Dataset rows about figures:
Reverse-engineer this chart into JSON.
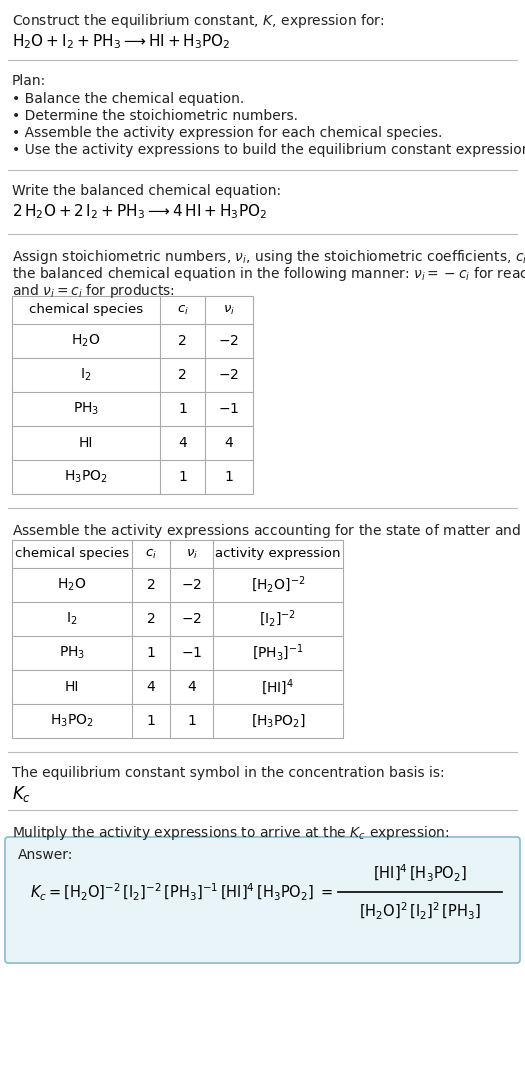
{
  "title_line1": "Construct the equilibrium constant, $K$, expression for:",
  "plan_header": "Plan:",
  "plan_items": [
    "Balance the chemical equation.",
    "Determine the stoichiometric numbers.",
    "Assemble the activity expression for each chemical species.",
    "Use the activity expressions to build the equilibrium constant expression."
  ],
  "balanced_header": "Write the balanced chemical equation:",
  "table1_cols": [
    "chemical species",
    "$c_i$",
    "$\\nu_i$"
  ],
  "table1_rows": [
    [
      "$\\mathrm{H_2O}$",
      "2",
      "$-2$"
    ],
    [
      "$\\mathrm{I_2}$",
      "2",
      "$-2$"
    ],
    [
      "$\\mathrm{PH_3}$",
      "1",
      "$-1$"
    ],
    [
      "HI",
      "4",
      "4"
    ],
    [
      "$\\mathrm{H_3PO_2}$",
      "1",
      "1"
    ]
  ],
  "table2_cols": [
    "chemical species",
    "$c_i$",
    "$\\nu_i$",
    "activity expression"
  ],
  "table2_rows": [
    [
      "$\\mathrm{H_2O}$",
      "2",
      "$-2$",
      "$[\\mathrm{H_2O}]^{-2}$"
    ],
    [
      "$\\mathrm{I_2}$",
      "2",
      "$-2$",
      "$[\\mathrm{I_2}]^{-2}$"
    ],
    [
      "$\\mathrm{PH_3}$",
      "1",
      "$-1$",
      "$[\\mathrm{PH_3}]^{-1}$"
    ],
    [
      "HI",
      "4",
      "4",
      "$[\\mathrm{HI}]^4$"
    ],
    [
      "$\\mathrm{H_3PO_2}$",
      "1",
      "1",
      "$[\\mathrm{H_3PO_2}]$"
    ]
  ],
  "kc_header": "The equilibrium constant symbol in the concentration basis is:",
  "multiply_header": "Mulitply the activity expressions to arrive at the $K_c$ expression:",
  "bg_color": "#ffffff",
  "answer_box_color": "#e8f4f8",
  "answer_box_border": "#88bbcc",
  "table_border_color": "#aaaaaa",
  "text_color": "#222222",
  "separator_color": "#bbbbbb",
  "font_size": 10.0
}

• Stated goal:
Your copy should match the records word for word, with the pictures removed.

• Exercise answer:
Reverse-engineer this chart into JSON.
{
  "title_line1": "Construct the equilibrium constant, $K$, expression for:",
  "plan_header": "Plan:",
  "plan_items": [
    "Balance the chemical equation.",
    "Determine the stoichiometric numbers.",
    "Assemble the activity expression for each chemical species.",
    "Use the activity expressions to build the equilibrium constant expression."
  ],
  "balanced_header": "Write the balanced chemical equation:",
  "table1_cols": [
    "chemical species",
    "$c_i$",
    "$\\nu_i$"
  ],
  "table1_rows": [
    [
      "$\\mathrm{H_2O}$",
      "2",
      "$-2$"
    ],
    [
      "$\\mathrm{I_2}$",
      "2",
      "$-2$"
    ],
    [
      "$\\mathrm{PH_3}$",
      "1",
      "$-1$"
    ],
    [
      "HI",
      "4",
      "4"
    ],
    [
      "$\\mathrm{H_3PO_2}$",
      "1",
      "1"
    ]
  ],
  "table2_cols": [
    "chemical species",
    "$c_i$",
    "$\\nu_i$",
    "activity expression"
  ],
  "table2_rows": [
    [
      "$\\mathrm{H_2O}$",
      "2",
      "$-2$",
      "$[\\mathrm{H_2O}]^{-2}$"
    ],
    [
      "$\\mathrm{I_2}$",
      "2",
      "$-2$",
      "$[\\mathrm{I_2}]^{-2}$"
    ],
    [
      "$\\mathrm{PH_3}$",
      "1",
      "$-1$",
      "$[\\mathrm{PH_3}]^{-1}$"
    ],
    [
      "HI",
      "4",
      "4",
      "$[\\mathrm{HI}]^4$"
    ],
    [
      "$\\mathrm{H_3PO_2}$",
      "1",
      "1",
      "$[\\mathrm{H_3PO_2}]$"
    ]
  ],
  "kc_header": "The equilibrium constant symbol in the concentration basis is:",
  "multiply_header": "Mulitply the activity expressions to arrive at the $K_c$ expression:",
  "bg_color": "#ffffff",
  "answer_box_color": "#e8f4f8",
  "answer_box_border": "#88bbcc",
  "table_border_color": "#aaaaaa",
  "text_color": "#222222",
  "separator_color": "#bbbbbb",
  "font_size": 10.0
}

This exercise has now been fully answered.